> [WHAT IS NEEDED]: Every record below should be written out exactly; pictures stay out.

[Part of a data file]
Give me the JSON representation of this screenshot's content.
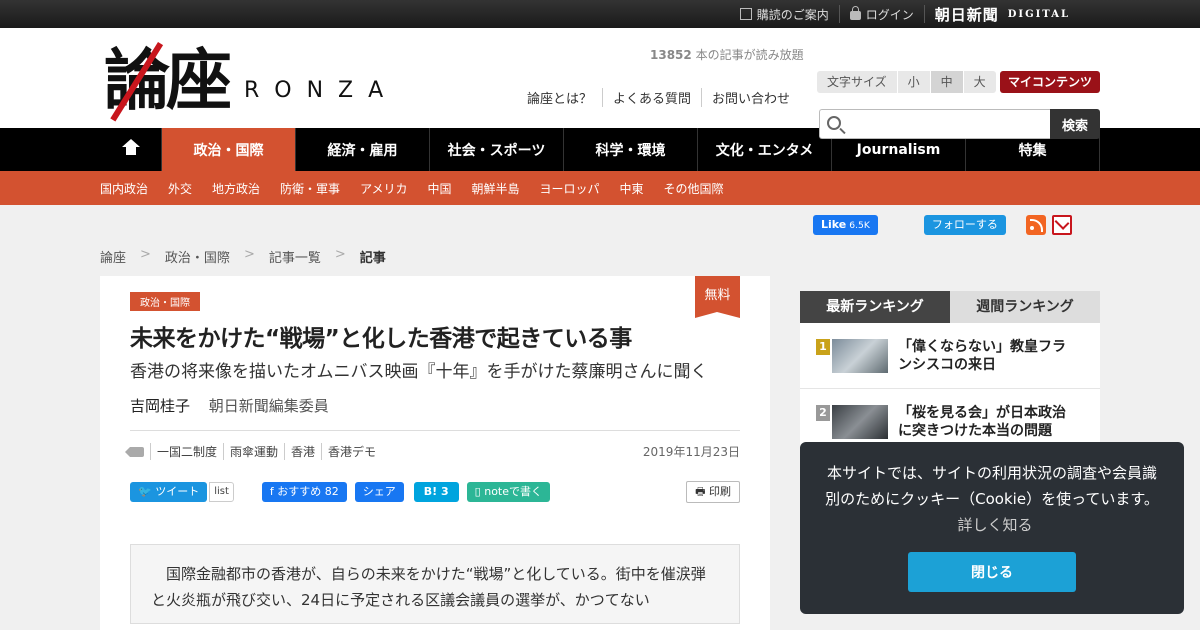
{
  "topbar": {
    "subscribe": "購読のご案内",
    "login": "ログイン",
    "brand": "朝日新聞",
    "brand_sub": "DIGITAL"
  },
  "header": {
    "logo_kanji": "論座",
    "logo_latin": "RONZA",
    "counter_num": "13852",
    "counter_text": "本の記事が読み放題",
    "fontsize_label": "文字サイズ",
    "fontsize_small": "小",
    "fontsize_medium": "中",
    "fontsize_large": "大",
    "mycontent": "マイコンテンツ",
    "links": [
      "論座とは？",
      "よくある質問",
      "お問い合わせ"
    ],
    "search_placeholder": "",
    "search_button": "検索"
  },
  "nav": {
    "items": [
      "政治・国際",
      "経済・雇用",
      "社会・スポーツ",
      "科学・環境",
      "文化・エンタメ",
      "Journalism",
      "特集"
    ]
  },
  "subnav": {
    "items": [
      "国内政治",
      "外交",
      "地方政治",
      "防衛・軍事",
      "アメリカ",
      "中国",
      "朝鮮半島",
      "ヨーロッパ",
      "中東",
      "その他国際"
    ]
  },
  "social": {
    "fb_like": "Like",
    "fb_count": "6.5K",
    "tw_follow": "フォローする"
  },
  "breadcrumb": {
    "items": [
      "論座",
      "政治・国際",
      "記事一覧",
      "記事"
    ],
    "sep": ">"
  },
  "article": {
    "free_badge": "無料",
    "category": "政治・国際",
    "title": "未来をかけた“戦場”と化した香港で起きている事",
    "subtitle": "香港の将来像を描いたオムニバス映画『十年』を手がけた蔡廉明さんに聞く",
    "author": "吉岡桂子",
    "author_org": "朝日新聞編集委員",
    "tags": [
      "一国二制度",
      "雨傘運動",
      "香港",
      "香港デモ"
    ],
    "date": "2019年11月23日",
    "share": {
      "tweet": "ツイート",
      "list": "list",
      "fb_recommend": "おすすめ",
      "fb_count": "82",
      "fb_share": "シェア",
      "hatena": "B!",
      "hatena_count": "3",
      "note": "noteで書く",
      "print": "印刷"
    },
    "lead": "国際金融都市の香港が、自らの未来をかけた“戦場”と化している。街中を催涙弾と火炎瓶が飛び交い、24日に予定される区議会議員の選挙が、かつてない"
  },
  "ranking": {
    "tab_latest": "最新ランキング",
    "tab_weekly": "週間ランキング",
    "items": [
      {
        "num": "1",
        "title": "「偉くならない」教皇フランシスコの来日"
      },
      {
        "num": "2",
        "title": "「桜を見る会」が日本政治に突きつけた本当の問題"
      }
    ]
  },
  "cookie": {
    "text": "本サイトでは、サイトの利用状況の調査や会員識別のためにクッキー（Cookie）を使っています。",
    "more": "詳しく知る",
    "close": "閉じる"
  },
  "colors": {
    "accent": "#d35230",
    "brand_red": "#9a1118"
  }
}
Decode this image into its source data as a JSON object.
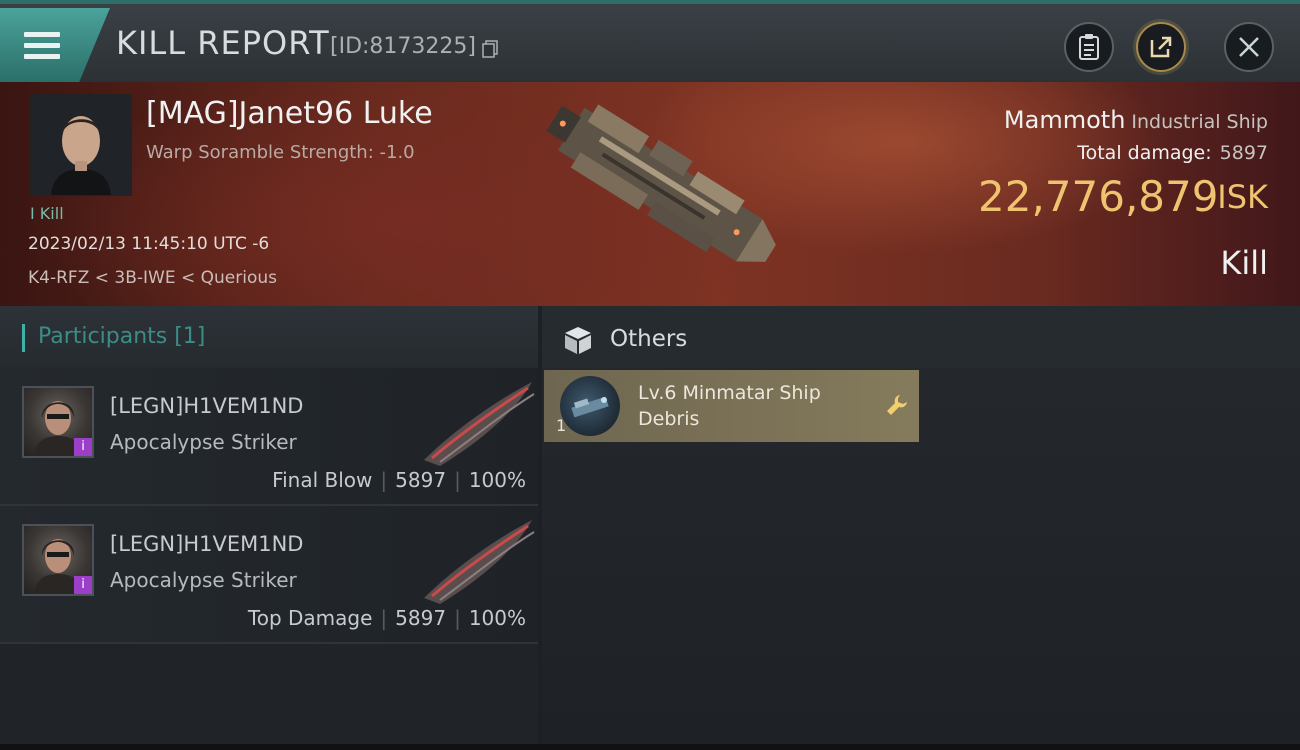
{
  "header": {
    "title": "KILL REPORT",
    "report_id": "[ID:8173225]"
  },
  "victim": {
    "name": "[MAG]Janet96 Luke",
    "warp_scramble": "Warp Soramble Strength: -1.0",
    "kill_tag": "I Kill",
    "datetime": "2023/02/13 11:45:10 UTC -6",
    "location": "K4-RFZ < 3B-IWE < Querious",
    "ship_name": "Mammoth",
    "ship_class": "Industrial Ship",
    "total_damage_label": "Total damage:",
    "total_damage": "5897",
    "isk_value": "22,776,879",
    "isk_unit": "ISK",
    "result": "Kill"
  },
  "participants": {
    "header": "Participants [1]",
    "rows": [
      {
        "name": "[LEGN]H1VEM1ND",
        "ship": "Apocalypse Striker",
        "role": "Final Blow",
        "damage": "5897",
        "percent": "100%",
        "badge": "i"
      },
      {
        "name": "[LEGN]H1VEM1ND",
        "ship": "Apocalypse Striker",
        "role": "Top Damage",
        "damage": "5897",
        "percent": "100%",
        "badge": "i"
      }
    ]
  },
  "others": {
    "header": "Others",
    "items": [
      {
        "name": "Lv.6 Minmatar Ship Debris",
        "qty": "1"
      }
    ]
  },
  "colors": {
    "accent_teal": "#3fb1a6",
    "isk_gold": "#efc36f",
    "item_card": "#857b5c",
    "badge_purple": "#9b3fc9"
  }
}
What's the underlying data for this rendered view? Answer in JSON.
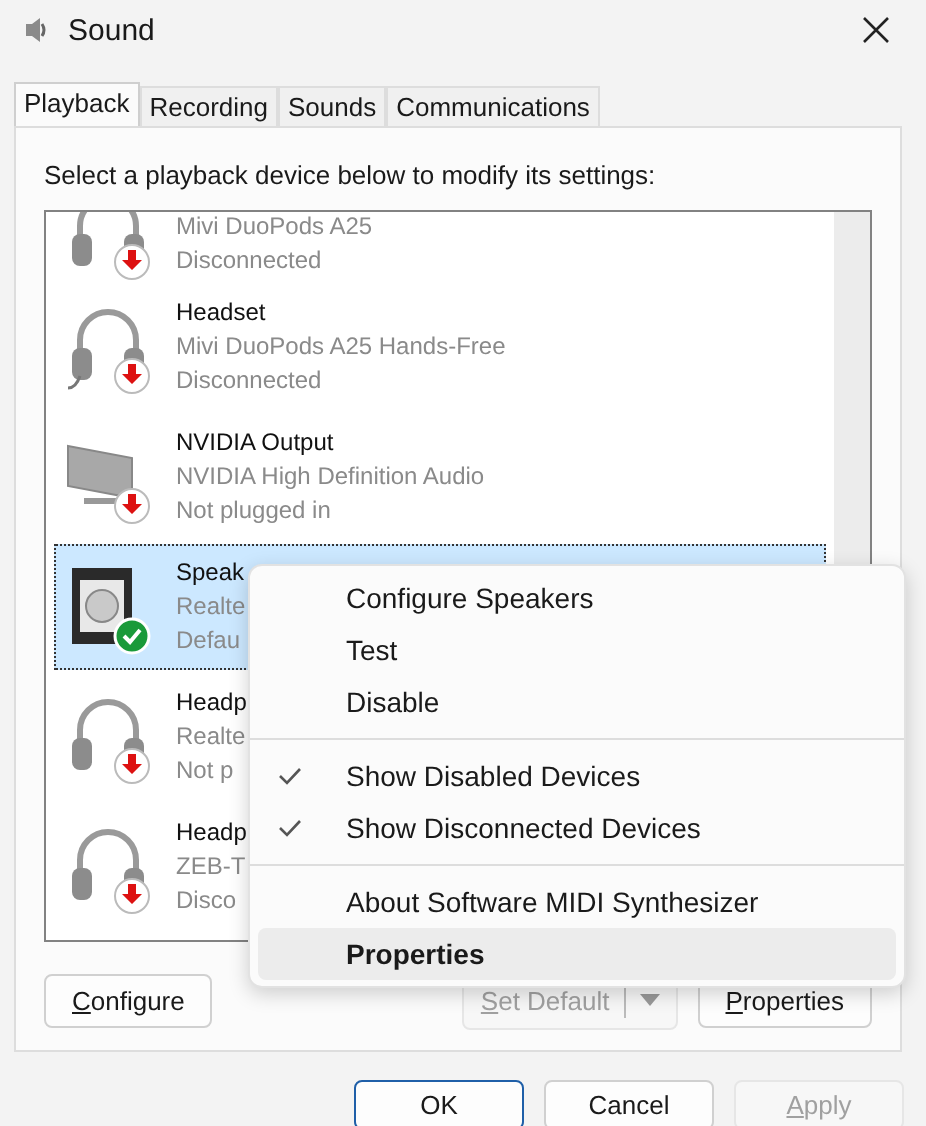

> [RESULT FOR THIS EXERCISE]:
Give me the JSON representation of this screenshot's content.
{
  "topbar": {
    "subscribe": "購読のご案内",
    "login": "ログイン",
    "brand": "朝日新聞",
    "brand_sub": "DIGITAL"
  },
  "header": {
    "logo_kanji": "論座",
    "logo_latin": "RONZA",
    "counter_num": "13852",
    "counter_text": "本の記事が読み放題",
    "fontsize_label": "文字サイズ",
    "fontsize_small": "小",
    "fontsize_medium": "中",
    "fontsize_large": "大",
    "mycontent": "マイコンテンツ",
    "links": [
      "論座とは？",
      "よくある質問",
      "お問い合わせ"
    ],
    "search_placeholder": "",
    "search_button": "検索"
  },
  "nav": {
    "items": [
      "政治・国際",
      "経済・雇用",
      "社会・スポーツ",
      "科学・環境",
      "文化・エンタメ",
      "Journalism",
      "特集"
    ]
  },
  "subnav": {
    "items": [
      "国内政治",
      "外交",
      "地方政治",
      "防衛・軍事",
      "アメリカ",
      "中国",
      "朝鮮半島",
      "ヨーロッパ",
      "中東",
      "その他国際"
    ]
  },
  "social": {
    "fb_like": "Like",
    "fb_count": "6.5K",
    "tw_follow": "フォローする"
  },
  "breadcrumb": {
    "items": [
      "論座",
      "政治・国際",
      "記事一覧",
      "記事"
    ],
    "sep": ">"
  },
  "article": {
    "free_badge": "無料",
    "category": "政治・国際",
    "title": "未来をかけた“戦場”と化した香港で起きている事",
    "subtitle": "香港の将来像を描いたオムニバス映画『十年』を手がけた蔡廉明さんに聞く",
    "author": "吉岡桂子",
    "author_org": "朝日新聞編集委員",
    "tags": [
      "一国二制度",
      "雨傘運動",
      "香港",
      "香港デモ"
    ],
    "date": "2019年11月23日",
    "share": {
      "tweet": "ツイート",
      "list": "list",
      "fb_recommend": "おすすめ",
      "fb_count": "82",
      "fb_share": "シェア",
      "hatena": "B!",
      "hatena_count": "3",
      "note": "noteで書く",
      "print": "印刷"
    },
    "lead": "国際金融都市の香港が、自らの未来をかけた“戦場”と化している。街中を催涙弾と火炎瓶が飛び交い、24日に予定される区議会議員の選挙が、かつてない"
  },
  "ranking": {
    "tab_latest": "最新ランキング",
    "tab_weekly": "週間ランキング",
    "items": [
      {
        "num": "1",
        "title": "「偉くならない」教皇フランシスコの来日"
      },
      {
        "num": "2",
        "title": "「桜を見る会」が日本政治に突きつけた本当の問題"
      }
    ]
  },
  "cookie": {
    "text": "本サイトでは、サイトの利用状況の調査や会員識別のためにクッキー（Cookie）を使っています。",
    "more": "詳しく知る",
    "close": "閉じる"
  },
  "colors": {
    "accent": "#d35230",
    "brand_red": "#9a1118"
  }
}
Decode this image into its source data as a JSON object.
{
  "header": {
    "title": "KILL REPORT",
    "report_id": "[ID:8173225]"
  },
  "victim": {
    "name": "[MAG]Janet96 Luke",
    "warp_scramble": "Warp Soramble Strength: -1.0",
    "kill_tag": "I Kill",
    "datetime": "2023/02/13 11:45:10 UTC -6",
    "location": "K4-RFZ < 3B-IWE < Querious",
    "ship_name": "Mammoth",
    "ship_class": "Industrial Ship",
    "total_damage_label": "Total damage:",
    "total_damage": "5897",
    "isk_value": "22,776,879",
    "isk_unit": "ISK",
    "result": "Kill"
  },
  "participants": {
    "header": "Participants [1]",
    "rows": [
      {
        "name": "[LEGN]H1VEM1ND",
        "ship": "Apocalypse Striker",
        "role": "Final Blow",
        "damage": "5897",
        "percent": "100%",
        "badge": "i"
      },
      {
        "name": "[LEGN]H1VEM1ND",
        "ship": "Apocalypse Striker",
        "role": "Top Damage",
        "damage": "5897",
        "percent": "100%",
        "badge": "i"
      }
    ]
  },
  "others": {
    "header": "Others",
    "items": [
      {
        "name": "Lv.6 Minmatar Ship Debris",
        "qty": "1"
      }
    ]
  },
  "colors": {
    "accent_teal": "#3fb1a6",
    "isk_gold": "#efc36f",
    "item_card": "#857b5c",
    "badge_purple": "#9b3fc9"
  }
}
What's the underlying data for this rendered view? Answer in JSON.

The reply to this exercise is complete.